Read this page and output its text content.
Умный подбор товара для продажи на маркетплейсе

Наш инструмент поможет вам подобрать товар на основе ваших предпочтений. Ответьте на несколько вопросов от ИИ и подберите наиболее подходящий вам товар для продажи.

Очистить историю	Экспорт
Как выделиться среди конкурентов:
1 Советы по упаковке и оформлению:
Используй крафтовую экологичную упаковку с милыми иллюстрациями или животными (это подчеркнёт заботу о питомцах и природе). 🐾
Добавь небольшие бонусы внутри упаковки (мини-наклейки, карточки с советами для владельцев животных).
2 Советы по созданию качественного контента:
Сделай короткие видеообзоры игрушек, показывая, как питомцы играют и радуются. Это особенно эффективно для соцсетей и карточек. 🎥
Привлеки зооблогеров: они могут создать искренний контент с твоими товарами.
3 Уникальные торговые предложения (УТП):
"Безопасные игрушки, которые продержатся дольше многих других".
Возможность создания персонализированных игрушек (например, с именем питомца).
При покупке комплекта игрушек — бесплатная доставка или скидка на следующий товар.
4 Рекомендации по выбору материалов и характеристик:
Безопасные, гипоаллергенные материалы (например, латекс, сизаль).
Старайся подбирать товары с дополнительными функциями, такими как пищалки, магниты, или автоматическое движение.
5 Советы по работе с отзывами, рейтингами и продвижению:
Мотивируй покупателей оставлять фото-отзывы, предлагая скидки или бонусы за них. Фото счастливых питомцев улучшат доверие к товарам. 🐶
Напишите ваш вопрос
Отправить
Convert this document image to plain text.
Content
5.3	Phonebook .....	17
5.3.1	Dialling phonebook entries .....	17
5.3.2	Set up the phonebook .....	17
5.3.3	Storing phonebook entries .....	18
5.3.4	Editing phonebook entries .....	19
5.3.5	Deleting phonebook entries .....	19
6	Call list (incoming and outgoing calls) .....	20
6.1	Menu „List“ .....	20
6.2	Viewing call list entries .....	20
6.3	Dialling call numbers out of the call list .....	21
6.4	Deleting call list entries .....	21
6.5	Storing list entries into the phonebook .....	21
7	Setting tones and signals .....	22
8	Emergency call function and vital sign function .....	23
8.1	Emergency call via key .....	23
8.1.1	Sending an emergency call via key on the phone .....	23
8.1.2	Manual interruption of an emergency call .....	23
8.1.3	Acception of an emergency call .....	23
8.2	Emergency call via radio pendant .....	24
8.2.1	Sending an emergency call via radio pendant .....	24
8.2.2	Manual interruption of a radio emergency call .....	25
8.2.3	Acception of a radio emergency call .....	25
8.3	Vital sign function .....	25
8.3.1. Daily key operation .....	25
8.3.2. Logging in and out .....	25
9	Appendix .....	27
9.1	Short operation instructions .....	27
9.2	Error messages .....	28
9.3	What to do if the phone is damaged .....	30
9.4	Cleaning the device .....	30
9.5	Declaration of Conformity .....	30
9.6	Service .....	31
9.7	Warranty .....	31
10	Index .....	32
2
####################
**What you should do**
Quote the data in full, keeping each word unchanged.

**Written response**
Read this page and output its text content.
Умный подбор товара для продажи на маркетплейсе

Наш инструмент поможет вам подобрать товар на основе ваших предпочтений. Ответьте на несколько вопросов от ИИ и подберите наиболее подходящий вам товар для продажи.

Очистить историю	Экспорт
Как выделиться среди конкурентов:
1 Советы по упаковке и оформлению:
Используй крафтовую экологичную упаковку с милыми иллюстрациями или животными (это подчеркнёт заботу о питомцах и природе). 🐾
Добавь небольшие бонусы внутри упаковки (мини-наклейки, карточки с советами для владельцев животных).
2 Советы по созданию качественного контента:
Сделай короткие видеообзоры игрушек, показывая, как питомцы играют и радуются. Это особенно эффективно для соцсетей и карточек. 🎥
Привлеки зооблогеров: они могут создать искренний контент с твоими товарами.
3 Уникальные торговые предложения (УТП):
"Безопасные игрушки, которые продержатся дольше многих других".
Возможность создания персонализированных игрушек (например, с именем питомца).
При покупке комплекта игрушек — бесплатная доставка или скидка на следующий товар.
4 Рекомендации по выбору материалов и характеристик:
Безопасные, гипоаллергенные материалы (например, латекс, сизаль).
Старайся подбирать товары с дополнительными функциями, такими как пищалки, магниты, или автоматическое движение.
5 Советы по работе с отзывами, рейтингами и продвижению:
Мотивируй покупателей оставлять фото-отзывы, предлагая скидки или бонусы за них. Фото счастливых питомцев улучшат доверие к товарам. 🐶
Напишите ваш вопрос
Отправить
Convert this document image to plain text.
Content
5.3	Phonebook .....	17
5.3.1	Dialling phonebook entries .....	17
5.3.2	Set up the phonebook .....	17
5.3.3	Storing phonebook entries .....	18
5.3.4	Editing phonebook entries .....	19
5.3.5	Deleting phonebook entries .....	19
6	Call list (incoming and outgoing calls) .....	20
6.1	Menu „List“ .....	20
6.2	Viewing call list entries .....	20
6.3	Dialling call numbers out of the call list .....	21
6.4	Deleting call list entries .....	21
6.5	Storing list entries into the phonebook .....	21
7	Setting tones and signals .....	22
8	Emergency call function and vital sign function .....	23
8.1	Emergency call via key .....	23
8.1.1	Sending an emergency call via key on the phone .....	23
8.1.2	Manual interruption of an emergency call .....	23
8.1.3	Acception of an emergency call .....	23
8.2	Emergency call via radio pendant .....	24
8.2.1	Sending an emergency call via radio pendant .....	24
8.2.2	Manual interruption of a radio emergency call .....	25
8.2.3	Acception of a radio emergency call .....	25
8.3	Vital sign function .....	25
8.3.1. Daily key operation .....	25
8.3.2. Logging in and out .....	25
9	Appendix .....	27
9.1	Short operation instructions .....	27
9.2	Error messages .....	28
9.3	What to do if the phone is damaged .....	30
9.4	Cleaning the device .....	30
9.5	Declaration of Conformity .....	30
9.6	Service .....	31
9.7	Warranty .....	31
10	Index .....	32
2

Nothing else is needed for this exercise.